§ **The exercise**
Return the listing below exactly, with the pictures dropped.
--- BEGIN Information given ---
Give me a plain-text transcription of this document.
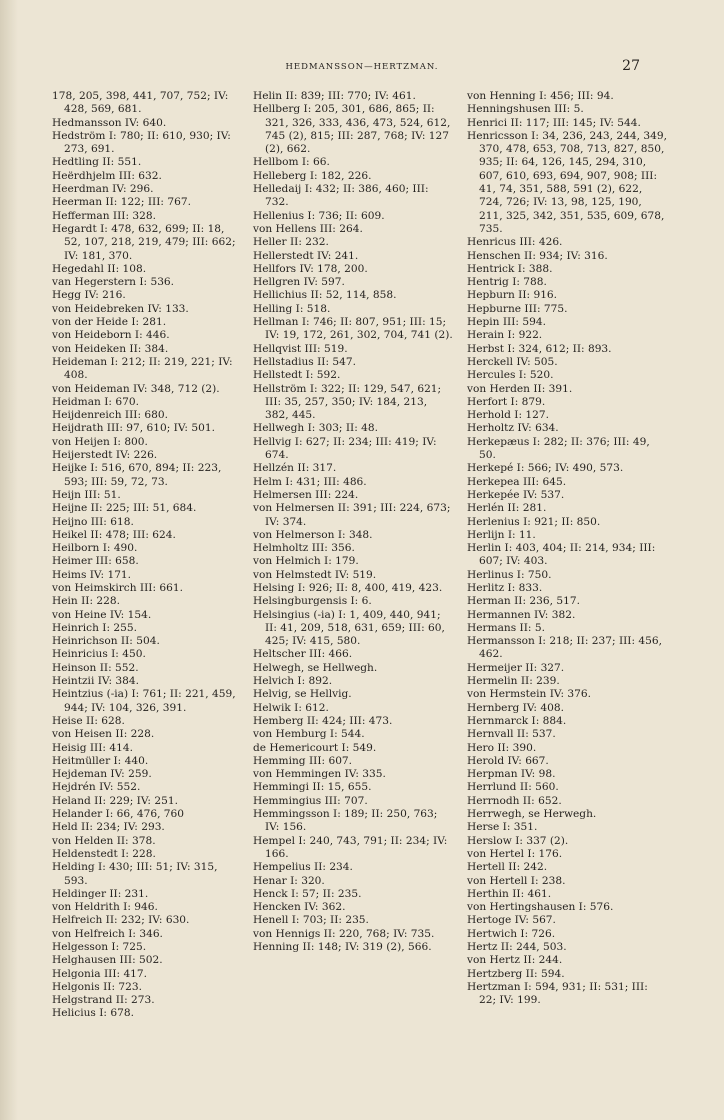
HEDMANSSON—HERTZMAN.	27
178, 205, 398, 441, 707, 752; IV: 428, 569, 681.
Hedmansson IV: 640.
Hedström I: 780; II: 610, 930; IV: 273, 691.
Hedtling II: 551.
Heërdhjelm III: 632.
Heerdman IV: 296.
Heerman II: 122; III: 767.
Hefferman III: 328.
Hegardt I: 478, 632, 699; II: 18, 52, 107, 218, 219, 479; III: 662; IV: 181, 370.
Hegedahl II: 108.
van Hegerstern I: 536.
Hegg IV: 216.
von Heidebreken IV: 133.
von der Heide I: 281.
von Heideborn I: 446.
von Heideken II: 384.
Heideman I: 212; II: 219, 221; IV: 408.
von Heideman IV: 348, 712 (2).
Heidman I: 670.
Heijdenreich III: 680.
Heijdrath III: 97, 610; IV: 501.
von Heijen I: 800.
Heijerstedt IV: 226.
Heijke I: 516, 670, 894; II: 223, 593; III: 59, 72, 73.
Heijn III: 51.
Heijne II: 225; III: 51, 684.
Heijno III: 618.
Heikel II: 478; III: 624.
Heilborn I: 490.
Heimer III: 658.
Heims IV: 171.
von Heimskirch III: 661.
Hein II: 228.
von Heine IV: 154.
Heinrich I: 255.
Heinrichson II: 504.
Heinricius I: 450.
Heinson II: 552.
Heintzii IV: 384.
Heintzius (-ia) I: 761; II: 221, 459, 944; IV: 104, 326, 391.
Heise II: 628.
von Heisen II: 228.
Heisig III: 414.
Heitmüller I: 440.
Hejdeman IV: 259.
Hejdrén IV: 552.
Heland II: 229; IV: 251.
Helander I: 66, 476, 760
Held II: 234; IV: 293.
von Helden II: 378.
Heldenstedt I: 228.
Helding I: 430; III: 51; IV: 315, 593.
Heldinger II: 231.
von Heldrith I: 946.
Helfreich II: 232; IV: 630.
von Helfreich I: 346.
Helgesson I: 725.
Helghausen III: 502.
Helgonia III: 417.
Helgonis II: 723.
Helgstrand II: 273.
Helicius I: 678.
Helin II: 839; III: 770; IV: 461.
Hellberg I: 205, 301, 686, 865; II: 321, 326, 333, 436, 473, 524, 612, 745 (2), 815; III: 287, 768; IV: 127 (2), 662.
Hellbom I: 66.
Helleberg I: 182, 226.
Helledaij I: 432; II: 386, 460; III: 732.
Hellenius I: 736; II: 609.
von Hellens III: 264.
Heller II: 232.
Hellerstedt IV: 241.
Hellfors IV: 178, 200.
Hellgren IV: 597.
Hellichius II: 52, 114, 858.
Helling I: 518.
Hellman I: 746; II: 807, 951; III: 15; IV: 19, 172, 261, 302, 704, 741 (2).
Hellqvist III: 519.
Hellstadius II: 547.
Hellstedt I: 592.
Hellström I: 322; II: 129, 547, 621; III: 35, 257, 350; IV: 184, 213, 382, 445.
Hellwegh I: 303; II: 48.
Hellvig I: 627; II: 234; III: 419; IV: 674.
Hellzén II: 317.
Helm I: 431; III: 486.
Helmersen III: 224.
von Helmersen II: 391; III: 224, 673; IV: 374.
von Helmerson I: 348.
Helmholtz III: 356.
von Helmich I: 179.
von Helmstedt IV: 519.
Helsing I: 926; II: 8, 400, 419, 423.
Helsingburgensis I: 6.
Helsingius (-ia) I: 1, 409, 440, 941; II: 41, 209, 518, 631, 659; III: 60, 425; IV: 415, 580.
Heltscher III: 466.
Helwegh, se Hellwegh.
Helvich I: 892.
Helvig, se Hellvig.
Helwik I: 612.
Hemberg II: 424; III: 473.
von Hemburg I: 544.
de Hemericourt I: 549.
Hemming III: 607.
von Hemmingen IV: 335.
Hemmingi II: 15, 655.
Hemmingius III: 707.
Hemmingsson I: 189; II: 250, 763; IV: 156.
Hempel I: 240, 743, 791; II: 234; IV: 166.
Hempelius II: 234.
Henar I: 320.
Henck I: 57; II: 235.
Hencken IV: 362.
Henell I: 703; II: 235.
von Hennigs II: 220, 768; IV: 735.
Henning II: 148; IV: 319 (2), 566.
von Henning I: 456; III: 94.
Henningshusen III: 5.
Henrici II: 117; III: 145; IV: 544.
Henricsson I: 34, 236, 243, 244, 349, 370, 478, 653, 708, 713, 827, 850, 935; II: 64, 126, 145, 294, 310, 607, 610, 693, 694, 907, 908; III: 41, 74, 351, 588, 591 (2), 622, 724, 726; IV: 13, 98, 125, 190, 211, 325, 342, 351, 535, 609, 678, 735.
Henricus III: 426.
Henschen II: 934; IV: 316.
Hentrick I: 388.
Hentrig I: 788.
Hepburn II: 916.
Hepburne III: 775.
Hepin III: 594.
Herain I: 922.
Herbst I: 324, 612; II: 893.
Herckell IV: 505.
Hercules I: 520.
von Herden II: 391.
Herfort I: 879.
Herhold I: 127.
Herholtz IV: 634.
Herkepæus I: 282; II: 376; III: 49, 50.
Herkepé I: 566; IV: 490, 573.
Herkepea III: 645.
Herkepée IV: 537.
Herlén II: 281.
Herlenius I: 921; II: 850.
Herlijn I: 11.
Herlin I: 403, 404; II: 214, 934; III: 607; IV: 403.
Herlinus I: 750.
Herlitz I: 833.
Herman II: 236, 517.
Hermannen IV: 382.
Hermans II: 5.
Hermansson I: 218; II: 237; III: 456, 462.
Hermeijer II: 327.
Hermelin II: 239.
von Hermstein IV: 376.
Hernberg IV: 408.
Hernmarck I: 884.
Hernvall II: 537.
Hero II: 390.
Herold IV: 667.
Herpman IV: 98.
Herrlund II: 560.
Herrnodh II: 652.
Herrwegh, se Herwegh.
Herse I: 351.
Herslow I: 337 (2).
von Hertel I: 176.
Hertell II: 242.
von Hertell I: 238.
Herthin II: 461.
von Hertingshausen I: 576.
Hertoge IV: 567.
Hertwich I: 726.
Hertz II: 244, 503.
von Hertz II: 244.
Hertzberg II: 594.
Hertzman I: 594, 931; II: 531; III: 22; IV: 199.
--- END Information given ---
§ **Full answer**
Give me a plain-text transcription of this document.
HEDMANSSON—HERTZMAN.	27
178, 205, 398, 441, 707, 752; IV: 428, 569, 681.
Hedmansson IV: 640.
Hedström I: 780; II: 610, 930; IV: 273, 691.
Hedtling II: 551.
Heërdhjelm III: 632.
Heerdman IV: 296.
Heerman II: 122; III: 767.
Hefferman III: 328.
Hegardt I: 478, 632, 699; II: 18, 52, 107, 218, 219, 479; III: 662; IV: 181, 370.
Hegedahl II: 108.
van Hegerstern I: 536.
Hegg IV: 216.
von Heidebreken IV: 133.
von der Heide I: 281.
von Heideborn I: 446.
von Heideken II: 384.
Heideman I: 212; II: 219, 221; IV: 408.
von Heideman IV: 348, 712 (2).
Heidman I: 670.
Heijdenreich III: 680.
Heijdrath III: 97, 610; IV: 501.
von Heijen I: 800.
Heijerstedt IV: 226.
Heijke I: 516, 670, 894; II: 223, 593; III: 59, 72, 73.
Heijn III: 51.
Heijne II: 225; III: 51, 684.
Heijno III: 618.
Heikel II: 478; III: 624.
Heilborn I: 490.
Heimer III: 658.
Heims IV: 171.
von Heimskirch III: 661.
Hein II: 228.
von Heine IV: 154.
Heinrich I: 255.
Heinrichson II: 504.
Heinricius I: 450.
Heinson II: 552.
Heintzii IV: 384.
Heintzius (-ia) I: 761; II: 221, 459, 944; IV: 104, 326, 391.
Heise II: 628.
von Heisen II: 228.
Heisig III: 414.
Heitmüller I: 440.
Hejdeman IV: 259.
Hejdrén IV: 552.
Heland II: 229; IV: 251.
Helander I: 66, 476, 760
Held II: 234; IV: 293.
von Helden II: 378.
Heldenstedt I: 228.
Helding I: 430; III: 51; IV: 315, 593.
Heldinger II: 231.
von Heldrith I: 946.
Helfreich II: 232; IV: 630.
von Helfreich I: 346.
Helgesson I: 725.
Helghausen III: 502.
Helgonia III: 417.
Helgonis II: 723.
Helgstrand II: 273.
Helicius I: 678.
Helin II: 839; III: 770; IV: 461.
Hellberg I: 205, 301, 686, 865; II: 321, 326, 333, 436, 473, 524, 612, 745 (2), 815; III: 287, 768; IV: 127 (2), 662.
Hellbom I: 66.
Helleberg I: 182, 226.
Helledaij I: 432; II: 386, 460; III: 732.
Hellenius I: 736; II: 609.
von Hellens III: 264.
Heller II: 232.
Hellerstedt IV: 241.
Hellfors IV: 178, 200.
Hellgren IV: 597.
Hellichius II: 52, 114, 858.
Helling I: 518.
Hellman I: 746; II: 807, 951; III: 15; IV: 19, 172, 261, 302, 704, 741 (2).
Hellqvist III: 519.
Hellstadius II: 547.
Hellstedt I: 592.
Hellström I: 322; II: 129, 547, 621; III: 35, 257, 350; IV: 184, 213, 382, 445.
Hellwegh I: 303; II: 48.
Hellvig I: 627; II: 234; III: 419; IV: 674.
Hellzén II: 317.
Helm I: 431; III: 486.
Helmersen III: 224.
von Helmersen II: 391; III: 224, 673; IV: 374.
von Helmerson I: 348.
Helmholtz III: 356.
von Helmich I: 179.
von Helmstedt IV: 519.
Helsing I: 926; II: 8, 400, 419, 423.
Helsingburgensis I: 6.
Helsingius (-ia) I: 1, 409, 440, 941; II: 41, 209, 518, 631, 659; III: 60, 425; IV: 415, 580.
Heltscher III: 466.
Helwegh, se Hellwegh.
Helvich I: 892.
Helvig, se Hellvig.
Helwik I: 612.
Hemberg II: 424; III: 473.
von Hemburg I: 544.
de Hemericourt I: 549.
Hemming III: 607.
von Hemmingen IV: 335.
Hemmingi II: 15, 655.
Hemmingius III: 707.
Hemmingsson I: 189; II: 250, 763; IV: 156.
Hempel I: 240, 743, 791; II: 234; IV: 166.
Hempelius II: 234.
Henar I: 320.
Henck I: 57; II: 235.
Hencken IV: 362.
Henell I: 703; II: 235.
von Hennigs II: 220, 768; IV: 735.
Henning II: 148; IV: 319 (2), 566.
von Henning I: 456; III: 94.
Henningshusen III: 5.
Henrici II: 117; III: 145; IV: 544.
Henricsson I: 34, 236, 243, 244, 349, 370, 478, 653, 708, 713, 827, 850, 935; II: 64, 126, 145, 294, 310, 607, 610, 693, 694, 907, 908; III: 41, 74, 351, 588, 591 (2), 622, 724, 726; IV: 13, 98, 125, 190, 211, 325, 342, 351, 535, 609, 678, 735.
Henricus III: 426.
Henschen II: 934; IV: 316.
Hentrick I: 388.
Hentrig I: 788.
Hepburn II: 916.
Hepburne III: 775.
Hepin III: 594.
Herain I: 922.
Herbst I: 324, 612; II: 893.
Herckell IV: 505.
Hercules I: 520.
von Herden II: 391.
Herfort I: 879.
Herhold I: 127.
Herholtz IV: 634.
Herkepæus I: 282; II: 376; III: 49, 50.
Herkepé I: 566; IV: 490, 573.
Herkepea III: 645.
Herkepée IV: 537.
Herlén II: 281.
Herlenius I: 921; II: 850.
Herlijn I: 11.
Herlin I: 403, 404; II: 214, 934; III: 607; IV: 403.
Herlinus I: 750.
Herlitz I: 833.
Herman II: 236, 517.
Hermannen IV: 382.
Hermans II: 5.
Hermansson I: 218; II: 237; III: 456, 462.
Hermeijer II: 327.
Hermelin II: 239.
von Hermstein IV: 376.
Hernberg IV: 408.
Hernmarck I: 884.
Hernvall II: 537.
Hero II: 390.
Herold IV: 667.
Herpman IV: 98.
Herrlund II: 560.
Herrnodh II: 652.
Herrwegh, se Herwegh.
Herse I: 351.
Herslow I: 337 (2).
von Hertel I: 176.
Hertell II: 242.
von Hertell I: 238.
Herthin II: 461.
von Hertingshausen I: 576.
Hertoge IV: 567.
Hertwich I: 726.
Hertz II: 244, 503.
von Hertz II: 244.
Hertzberg II: 594.
Hertzman I: 594, 931; II: 531; III: 22; IV: 199.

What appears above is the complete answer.